(Dataset items)
──────────

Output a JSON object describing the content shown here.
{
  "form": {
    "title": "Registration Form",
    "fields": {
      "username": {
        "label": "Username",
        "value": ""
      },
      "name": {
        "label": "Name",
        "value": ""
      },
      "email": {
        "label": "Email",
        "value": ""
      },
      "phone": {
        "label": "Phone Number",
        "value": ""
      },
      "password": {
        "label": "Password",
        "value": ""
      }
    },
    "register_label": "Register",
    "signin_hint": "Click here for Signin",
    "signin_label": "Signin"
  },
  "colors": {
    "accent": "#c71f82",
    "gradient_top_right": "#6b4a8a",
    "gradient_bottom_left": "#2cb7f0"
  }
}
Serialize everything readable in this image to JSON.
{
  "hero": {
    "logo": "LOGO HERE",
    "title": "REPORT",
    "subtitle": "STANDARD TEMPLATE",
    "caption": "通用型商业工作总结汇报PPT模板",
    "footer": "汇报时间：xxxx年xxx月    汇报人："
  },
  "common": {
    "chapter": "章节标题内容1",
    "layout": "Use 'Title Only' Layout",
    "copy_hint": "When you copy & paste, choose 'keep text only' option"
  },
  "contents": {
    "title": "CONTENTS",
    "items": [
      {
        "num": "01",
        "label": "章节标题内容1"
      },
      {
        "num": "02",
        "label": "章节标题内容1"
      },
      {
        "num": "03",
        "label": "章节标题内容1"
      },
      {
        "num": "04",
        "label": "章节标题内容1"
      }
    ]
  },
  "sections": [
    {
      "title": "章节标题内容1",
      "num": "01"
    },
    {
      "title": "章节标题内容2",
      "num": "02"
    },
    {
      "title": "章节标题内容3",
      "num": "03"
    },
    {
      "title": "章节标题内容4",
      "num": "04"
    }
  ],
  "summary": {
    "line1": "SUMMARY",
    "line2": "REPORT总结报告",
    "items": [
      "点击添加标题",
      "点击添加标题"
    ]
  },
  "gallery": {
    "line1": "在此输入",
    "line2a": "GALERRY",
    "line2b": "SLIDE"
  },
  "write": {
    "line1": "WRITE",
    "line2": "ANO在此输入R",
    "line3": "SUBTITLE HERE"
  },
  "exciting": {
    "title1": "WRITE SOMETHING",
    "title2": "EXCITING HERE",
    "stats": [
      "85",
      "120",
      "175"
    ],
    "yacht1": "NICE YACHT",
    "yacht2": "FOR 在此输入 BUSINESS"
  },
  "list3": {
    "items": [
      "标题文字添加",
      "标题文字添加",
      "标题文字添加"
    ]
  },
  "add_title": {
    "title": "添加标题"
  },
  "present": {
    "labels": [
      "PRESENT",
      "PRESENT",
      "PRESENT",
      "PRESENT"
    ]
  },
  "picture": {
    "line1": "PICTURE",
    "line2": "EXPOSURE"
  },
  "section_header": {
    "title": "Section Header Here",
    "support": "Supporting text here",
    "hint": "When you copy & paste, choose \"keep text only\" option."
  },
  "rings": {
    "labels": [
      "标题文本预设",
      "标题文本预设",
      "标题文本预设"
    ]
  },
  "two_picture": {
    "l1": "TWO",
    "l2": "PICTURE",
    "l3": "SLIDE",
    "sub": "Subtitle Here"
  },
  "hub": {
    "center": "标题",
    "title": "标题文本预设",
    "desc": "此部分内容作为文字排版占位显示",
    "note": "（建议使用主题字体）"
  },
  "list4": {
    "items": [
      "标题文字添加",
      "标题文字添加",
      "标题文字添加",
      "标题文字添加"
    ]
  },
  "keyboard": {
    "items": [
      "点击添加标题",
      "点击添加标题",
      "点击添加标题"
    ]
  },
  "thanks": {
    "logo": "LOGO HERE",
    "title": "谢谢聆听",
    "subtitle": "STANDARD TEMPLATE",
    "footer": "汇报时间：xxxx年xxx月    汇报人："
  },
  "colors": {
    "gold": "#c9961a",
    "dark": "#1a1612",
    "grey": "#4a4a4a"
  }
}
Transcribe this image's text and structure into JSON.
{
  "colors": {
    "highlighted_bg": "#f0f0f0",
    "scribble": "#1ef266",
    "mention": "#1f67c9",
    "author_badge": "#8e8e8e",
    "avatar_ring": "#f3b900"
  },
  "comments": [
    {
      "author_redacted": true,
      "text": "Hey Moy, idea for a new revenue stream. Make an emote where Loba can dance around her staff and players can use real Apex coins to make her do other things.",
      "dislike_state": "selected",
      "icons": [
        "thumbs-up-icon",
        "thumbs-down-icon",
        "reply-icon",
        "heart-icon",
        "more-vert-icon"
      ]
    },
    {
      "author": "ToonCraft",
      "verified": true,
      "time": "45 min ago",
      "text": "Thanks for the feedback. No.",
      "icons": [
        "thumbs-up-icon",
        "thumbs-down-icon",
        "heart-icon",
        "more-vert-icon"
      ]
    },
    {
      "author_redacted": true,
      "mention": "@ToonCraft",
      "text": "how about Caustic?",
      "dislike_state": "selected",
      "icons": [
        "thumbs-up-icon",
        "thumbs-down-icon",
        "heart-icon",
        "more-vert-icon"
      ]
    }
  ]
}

──────────

TO BE DONE: Please restate the whole listing word for word.

EXERCISE RESULT:
Output a JSON object describing the content shown here.
{
  "form": {
    "title": "Registration Form",
    "fields": {
      "username": {
        "label": "Username",
        "value": ""
      },
      "name": {
        "label": "Name",
        "value": ""
      },
      "email": {
        "label": "Email",
        "value": ""
      },
      "phone": {
        "label": "Phone Number",
        "value": ""
      },
      "password": {
        "label": "Password",
        "value": ""
      }
    },
    "register_label": "Register",
    "signin_hint": "Click here for Signin",
    "signin_label": "Signin"
  },
  "colors": {
    "accent": "#c71f82",
    "gradient_top_right": "#6b4a8a",
    "gradient_bottom_left": "#2cb7f0"
  }
}
Serialize everything readable in this image to JSON.
{
  "hero": {
    "logo": "LOGO HERE",
    "title": "REPORT",
    "subtitle": "STANDARD TEMPLATE",
    "caption": "通用型商业工作总结汇报PPT模板",
    "footer": "汇报时间：xxxx年xxx月    汇报人："
  },
  "common": {
    "chapter": "章节标题内容1",
    "layout": "Use 'Title Only' Layout",
    "copy_hint": "When you copy & paste, choose 'keep text only' option"
  },
  "contents": {
    "title": "CONTENTS",
    "items": [
      {
        "num": "01",
        "label": "章节标题内容1"
      },
      {
        "num": "02",
        "label": "章节标题内容1"
      },
      {
        "num": "03",
        "label": "章节标题内容1"
      },
      {
        "num": "04",
        "label": "章节标题内容1"
      }
    ]
  },
  "sections": [
    {
      "title": "章节标题内容1",
      "num": "01"
    },
    {
      "title": "章节标题内容2",
      "num": "02"
    },
    {
      "title": "章节标题内容3",
      "num": "03"
    },
    {
      "title": "章节标题内容4",
      "num": "04"
    }
  ],
  "summary": {
    "line1": "SUMMARY",
    "line2": "REPORT总结报告",
    "items": [
      "点击添加标题",
      "点击添加标题"
    ]
  },
  "gallery": {
    "line1": "在此输入",
    "line2a": "GALERRY",
    "line2b": "SLIDE"
  },
  "write": {
    "line1": "WRITE",
    "line2": "ANO在此输入R",
    "line3": "SUBTITLE HERE"
  },
  "exciting": {
    "title1": "WRITE SOMETHING",
    "title2": "EXCITING HERE",
    "stats": [
      "85",
      "120",
      "175"
    ],
    "yacht1": "NICE YACHT",
    "yacht2": "FOR 在此输入 BUSINESS"
  },
  "list3": {
    "items": [
      "标题文字添加",
      "标题文字添加",
      "标题文字添加"
    ]
  },
  "add_title": {
    "title": "添加标题"
  },
  "present": {
    "labels": [
      "PRESENT",
      "PRESENT",
      "PRESENT",
      "PRESENT"
    ]
  },
  "picture": {
    "line1": "PICTURE",
    "line2": "EXPOSURE"
  },
  "section_header": {
    "title": "Section Header Here",
    "support": "Supporting text here",
    "hint": "When you copy & paste, choose \"keep text only\" option."
  },
  "rings": {
    "labels": [
      "标题文本预设",
      "标题文本预设",
      "标题文本预设"
    ]
  },
  "two_picture": {
    "l1": "TWO",
    "l2": "PICTURE",
    "l3": "SLIDE",
    "sub": "Subtitle Here"
  },
  "hub": {
    "center": "标题",
    "title": "标题文本预设",
    "desc": "此部分内容作为文字排版占位显示",
    "note": "（建议使用主题字体）"
  },
  "list4": {
    "items": [
      "标题文字添加",
      "标题文字添加",
      "标题文字添加",
      "标题文字添加"
    ]
  },
  "keyboard": {
    "items": [
      "点击添加标题",
      "点击添加标题",
      "点击添加标题"
    ]
  },
  "thanks": {
    "logo": "LOGO HERE",
    "title": "谢谢聆听",
    "subtitle": "STANDARD TEMPLATE",
    "footer": "汇报时间：xxxx年xxx月    汇报人："
  },
  "colors": {
    "gold": "#c9961a",
    "dark": "#1a1612",
    "grey": "#4a4a4a"
  }
}
Transcribe this image's text and structure into JSON.
{
  "colors": {
    "highlighted_bg": "#f0f0f0",
    "scribble": "#1ef266",
    "mention": "#1f67c9",
    "author_badge": "#8e8e8e",
    "avatar_ring": "#f3b900"
  },
  "comments": [
    {
      "author_redacted": true,
      "text": "Hey Moy, idea for a new revenue stream. Make an emote where Loba can dance around her staff and players can use real Apex coins to make her do other things.",
      "dislike_state": "selected",
      "icons": [
        "thumbs-up-icon",
        "thumbs-down-icon",
        "reply-icon",
        "heart-icon",
        "more-vert-icon"
      ]
    },
    {
      "author": "ToonCraft",
      "verified": true,
      "time": "45 min ago",
      "text": "Thanks for the feedback. No.",
      "icons": [
        "thumbs-up-icon",
        "thumbs-down-icon",
        "heart-icon",
        "more-vert-icon"
      ]
    },
    {
      "author_redacted": true,
      "mention": "@ToonCraft",
      "text": "how about Caustic?",
      "dislike_state": "selected",
      "icons": [
        "thumbs-up-icon",
        "thumbs-down-icon",
        "heart-icon",
        "more-vert-icon"
      ]
    }
  ]
}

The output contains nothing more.